Directions: Reproduce all of the records exactly.
=== Provided entries ===
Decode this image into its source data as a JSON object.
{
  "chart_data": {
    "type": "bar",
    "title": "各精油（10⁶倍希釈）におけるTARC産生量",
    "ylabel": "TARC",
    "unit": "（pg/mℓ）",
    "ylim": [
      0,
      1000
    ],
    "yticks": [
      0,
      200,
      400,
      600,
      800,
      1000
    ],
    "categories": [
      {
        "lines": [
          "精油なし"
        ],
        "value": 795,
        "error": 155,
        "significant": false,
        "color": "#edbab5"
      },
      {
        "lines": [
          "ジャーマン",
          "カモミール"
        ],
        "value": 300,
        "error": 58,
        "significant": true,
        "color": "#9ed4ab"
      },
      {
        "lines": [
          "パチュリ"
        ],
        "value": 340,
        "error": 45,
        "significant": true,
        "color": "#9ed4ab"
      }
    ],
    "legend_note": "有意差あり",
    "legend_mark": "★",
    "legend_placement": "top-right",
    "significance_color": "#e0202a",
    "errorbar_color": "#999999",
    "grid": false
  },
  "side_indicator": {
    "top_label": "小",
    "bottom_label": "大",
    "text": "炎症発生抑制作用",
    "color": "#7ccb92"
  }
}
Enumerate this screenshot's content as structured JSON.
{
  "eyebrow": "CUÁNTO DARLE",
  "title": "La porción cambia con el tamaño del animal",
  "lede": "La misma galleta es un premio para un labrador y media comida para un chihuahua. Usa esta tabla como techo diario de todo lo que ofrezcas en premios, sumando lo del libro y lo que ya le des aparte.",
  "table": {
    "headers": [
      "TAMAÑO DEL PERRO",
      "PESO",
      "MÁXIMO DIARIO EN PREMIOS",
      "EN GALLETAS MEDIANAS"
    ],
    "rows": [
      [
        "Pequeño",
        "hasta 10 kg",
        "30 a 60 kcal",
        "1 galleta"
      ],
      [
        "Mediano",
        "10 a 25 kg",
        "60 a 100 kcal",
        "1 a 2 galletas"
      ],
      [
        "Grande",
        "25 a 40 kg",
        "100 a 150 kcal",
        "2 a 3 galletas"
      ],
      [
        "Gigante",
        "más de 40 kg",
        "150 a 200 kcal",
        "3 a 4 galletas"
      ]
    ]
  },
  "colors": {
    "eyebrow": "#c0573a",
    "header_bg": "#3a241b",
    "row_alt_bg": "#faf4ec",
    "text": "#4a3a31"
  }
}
===
Exercise result:
Decode this image into its source data as a JSON object.
{
  "chart_data": {
    "type": "bar",
    "title": "各精油（10⁶倍希釈）におけるTARC産生量",
    "ylabel": "TARC",
    "unit": "（pg/mℓ）",
    "ylim": [
      0,
      1000
    ],
    "yticks": [
      0,
      200,
      400,
      600,
      800,
      1000
    ],
    "categories": [
      {
        "lines": [
          "精油なし"
        ],
        "value": 795,
        "error": 155,
        "significant": false,
        "color": "#edbab5"
      },
      {
        "lines": [
          "ジャーマン",
          "カモミール"
        ],
        "value": 300,
        "error": 58,
        "significant": true,
        "color": "#9ed4ab"
      },
      {
        "lines": [
          "パチュリ"
        ],
        "value": 340,
        "error": 45,
        "significant": true,
        "color": "#9ed4ab"
      }
    ],
    "legend_note": "有意差あり",
    "legend_mark": "★",
    "legend_placement": "top-right",
    "significance_color": "#e0202a",
    "errorbar_color": "#999999",
    "grid": false
  },
  "side_indicator": {
    "top_label": "小",
    "bottom_label": "大",
    "text": "炎症発生抑制作用",
    "color": "#7ccb92"
  }
}
Enumerate this screenshot's content as structured JSON.
{
  "eyebrow": "CUÁNTO DARLE",
  "title": "La porción cambia con el tamaño del animal",
  "lede": "La misma galleta es un premio para un labrador y media comida para un chihuahua. Usa esta tabla como techo diario de todo lo que ofrezcas en premios, sumando lo del libro y lo que ya le des aparte.",
  "table": {
    "headers": [
      "TAMAÑO DEL PERRO",
      "PESO",
      "MÁXIMO DIARIO EN PREMIOS",
      "EN GALLETAS MEDIANAS"
    ],
    "rows": [
      [
        "Pequeño",
        "hasta 10 kg",
        "30 a 60 kcal",
        "1 galleta"
      ],
      [
        "Mediano",
        "10 a 25 kg",
        "60 a 100 kcal",
        "1 a 2 galletas"
      ],
      [
        "Grande",
        "25 a 40 kg",
        "100 a 150 kcal",
        "2 a 3 galletas"
      ],
      [
        "Gigante",
        "más de 40 kg",
        "150 a 200 kcal",
        "3 a 4 galletas"
      ]
    ]
  },
  "colors": {
    "eyebrow": "#c0573a",
    "header_bg": "#3a241b",
    "row_alt_bg": "#faf4ec",
    "text": "#4a3a31"
  }
}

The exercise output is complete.